[Dataset items]
★ ★ ★ ★ ★ ★ ★

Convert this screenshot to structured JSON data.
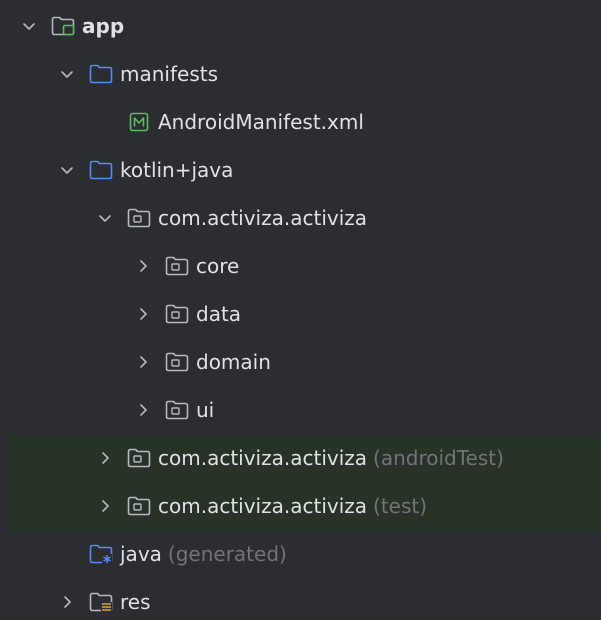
{
  "tree": [
    {
      "label": "app",
      "suffix": "",
      "level": 0,
      "chevron": "down",
      "icon": "module-folder-icon",
      "highlight": false,
      "bold": true
    },
    {
      "label": "manifests",
      "suffix": "",
      "level": 1,
      "chevron": "down",
      "icon": "folder-icon",
      "highlight": false,
      "bold": false
    },
    {
      "label": "AndroidManifest.xml",
      "suffix": "",
      "level": 2,
      "chevron": "none",
      "icon": "manifest-file-icon",
      "highlight": false,
      "bold": false
    },
    {
      "label": "kotlin+java",
      "suffix": "",
      "level": 1,
      "chevron": "down",
      "icon": "folder-icon",
      "highlight": false,
      "bold": false
    },
    {
      "label": "com.activiza.activiza",
      "suffix": "",
      "level": 2,
      "chevron": "down",
      "icon": "package-icon",
      "highlight": false,
      "bold": false
    },
    {
      "label": "core",
      "suffix": "",
      "level": 3,
      "chevron": "right",
      "icon": "package-icon",
      "highlight": false,
      "bold": false
    },
    {
      "label": "data",
      "suffix": "",
      "level": 3,
      "chevron": "right",
      "icon": "package-icon",
      "highlight": false,
      "bold": false
    },
    {
      "label": "domain",
      "suffix": "",
      "level": 3,
      "chevron": "right",
      "icon": "package-icon",
      "highlight": false,
      "bold": false
    },
    {
      "label": "ui",
      "suffix": "",
      "level": 3,
      "chevron": "right",
      "icon": "package-icon",
      "highlight": false,
      "bold": false
    },
    {
      "label": "com.activiza.activiza",
      "suffix": "(androidTest)",
      "level": 2,
      "chevron": "right",
      "icon": "package-icon",
      "highlight": true,
      "bold": false
    },
    {
      "label": "com.activiza.activiza",
      "suffix": "(test)",
      "level": 2,
      "chevron": "right",
      "icon": "package-icon",
      "highlight": true,
      "bold": false
    },
    {
      "label": "java",
      "suffix": "(generated)",
      "level": 1,
      "chevron": "none",
      "icon": "generated-folder-icon",
      "highlight": false,
      "bold": false
    },
    {
      "label": "res",
      "suffix": "",
      "level": 1,
      "chevron": "right",
      "icon": "resources-folder-icon",
      "highlight": false,
      "bold": false
    }
  ],
  "colors": {
    "background": "#2b2d30",
    "highlight": "#283327",
    "text": "#dfe1e5",
    "muted": "#6f737a",
    "folder_blue": "#548af7",
    "module_green": "#5fb865",
    "chevron": "#b4b8bf"
  }
}
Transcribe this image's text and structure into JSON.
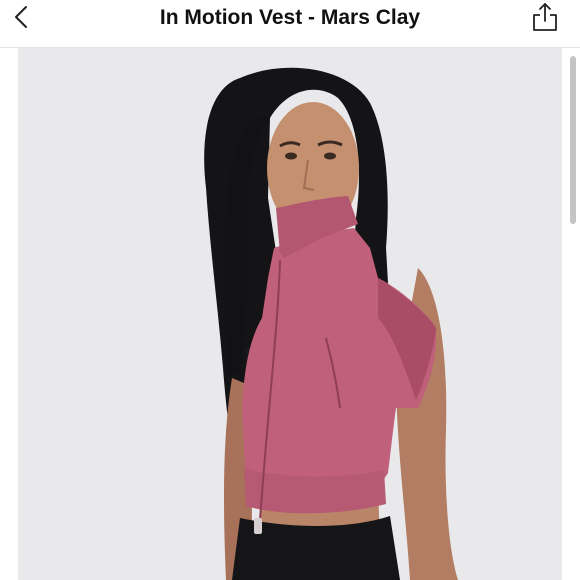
{
  "header": {
    "title": "In Motion Vest - Mars Clay",
    "back_icon": "chevron-left-icon",
    "share_icon": "share-icon"
  },
  "product": {
    "vest_color": "#c0607a",
    "background_color": "#e8e8ea"
  }
}
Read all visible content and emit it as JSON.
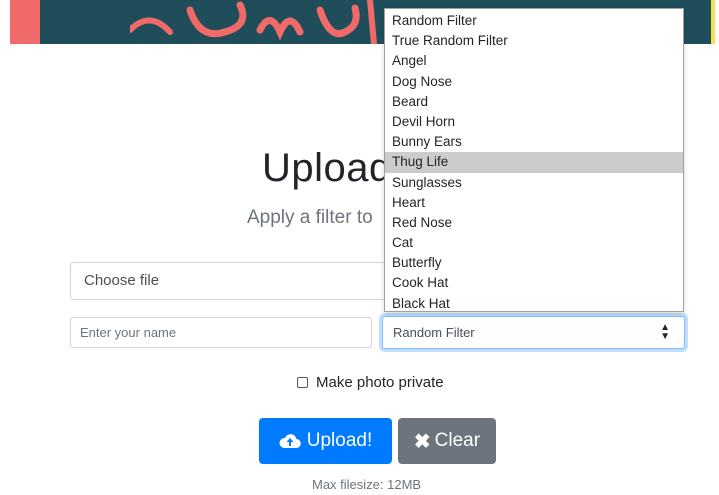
{
  "header": {
    "colors": {
      "banner": "#1f4e5a",
      "left_strip": "#f06a6a",
      "right_strip": "#f7e04a",
      "logo_text": "#f06a6a"
    }
  },
  "main": {
    "title": "Upload",
    "subtitle": "Apply a filter to",
    "file_input_label": "Choose file",
    "name_placeholder": "Enter your name",
    "filter_select": {
      "selected": "Random Filter",
      "highlighted": "Thug Life",
      "options": [
        "Random Filter",
        "True Random Filter",
        "Angel",
        "Dog Nose",
        "Beard",
        "Devil Horn",
        "Bunny Ears",
        "Thug Life",
        "Sunglasses",
        "Heart",
        "Red Nose",
        "Cat",
        "Butterfly",
        "Cook Hat",
        "Black Hat"
      ]
    },
    "private_label": "Make photo private",
    "upload_button": {
      "label": "Upload!",
      "icon": "cloud-upload-icon",
      "color": "#007bff"
    },
    "clear_button": {
      "label": "Clear",
      "icon": "close-icon",
      "color": "#6c757d"
    },
    "max_filesize": "Max filesize: 12MB"
  }
}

★ ★ ★ ★ ★ ★ ★

Quote the material exactly. Pictures stay out.

Convert this screenshot to structured JSON data.
{
  "tree": [
    {
      "label": "app",
      "suffix": "",
      "level": 0,
      "chevron": "down",
      "icon": "module-folder-icon",
      "highlight": false,
      "bold": true
    },
    {
      "label": "manifests",
      "suffix": "",
      "level": 1,
      "chevron": "down",
      "icon": "folder-icon",
      "highlight": false,
      "bold": false
    },
    {
      "label": "AndroidManifest.xml",
      "suffix": "",
      "level": 2,
      "chevron": "none",
      "icon": "manifest-file-icon",
      "highlight": false,
      "bold": false
    },
    {
      "label": "kotlin+java",
      "suffix": "",
      "level": 1,
      "chevron": "down",
      "icon": "folder-icon",
      "highlight": false,
      "bold": false
    },
    {
      "label": "com.activiza.activiza",
      "suffix": "",
      "level": 2,
      "chevron": "down",
      "icon": "package-icon",
      "highlight": false,
      "bold": false
    },
    {
      "label": "core",
      "suffix": "",
      "level": 3,
      "chevron": "right",
      "icon": "package-icon",
      "highlight": false,
      "bold": false
    },
    {
      "label": "data",
      "suffix": "",
      "level": 3,
      "chevron": "right",
      "icon": "package-icon",
      "highlight": false,
      "bold": false
    },
    {
      "label": "domain",
      "suffix": "",
      "level": 3,
      "chevron": "right",
      "icon": "package-icon",
      "highlight": false,
      "bold": false
    },
    {
      "label": "ui",
      "suffix": "",
      "level": 3,
      "chevron": "right",
      "icon": "package-icon",
      "highlight": false,
      "bold": false
    },
    {
      "label": "com.activiza.activiza",
      "suffix": "(androidTest)",
      "level": 2,
      "chevron": "right",
      "icon": "package-icon",
      "highlight": true,
      "bold": false
    },
    {
      "label": "com.activiza.activiza",
      "suffix": "(test)",
      "level": 2,
      "chevron": "right",
      "icon": "package-icon",
      "highlight": true,
      "bold": false
    },
    {
      "label": "java",
      "suffix": "(generated)",
      "level": 1,
      "chevron": "none",
      "icon": "generated-folder-icon",
      "highlight": false,
      "bold": false
    },
    {
      "label": "res",
      "suffix": "",
      "level": 1,
      "chevron": "right",
      "icon": "resources-folder-icon",
      "highlight": false,
      "bold": false
    }
  ],
  "colors": {
    "background": "#2b2d30",
    "highlight": "#283327",
    "text": "#dfe1e5",
    "muted": "#6f737a",
    "folder_blue": "#548af7",
    "module_green": "#5fb865",
    "chevron": "#b4b8bf"
  }
}
Transcribe this image's text and structure into JSON.
{
  "header": {
    "title": "In Motion Vest - Mars Clay",
    "back_icon": "chevron-left-icon",
    "share_icon": "share-icon"
  },
  "product": {
    "vest_color": "#c0607a",
    "background_color": "#e8e8ea"
  }
}
Read all visible content and emit it as JSON.
{
  "header": {
    "colors": {
      "banner": "#1f4e5a",
      "left_strip": "#f06a6a",
      "right_strip": "#f7e04a",
      "logo_text": "#f06a6a"
    }
  },
  "main": {
    "title": "Upload",
    "subtitle": "Apply a filter to",
    "file_input_label": "Choose file",
    "name_placeholder": "Enter your name",
    "filter_select": {
      "selected": "Random Filter",
      "highlighted": "Thug Life",
      "options": [
        "Random Filter",
        "True Random Filter",
        "Angel",
        "Dog Nose",
        "Beard",
        "Devil Horn",
        "Bunny Ears",
        "Thug Life",
        "Sunglasses",
        "Heart",
        "Red Nose",
        "Cat",
        "Butterfly",
        "Cook Hat",
        "Black Hat"
      ]
    },
    "private_label": "Make photo private",
    "upload_button": {
      "label": "Upload!",
      "icon": "cloud-upload-icon",
      "color": "#007bff"
    },
    "clear_button": {
      "label": "Clear",
      "icon": "close-icon",
      "color": "#6c757d"
    },
    "max_filesize": "Max filesize: 12MB"
  }
}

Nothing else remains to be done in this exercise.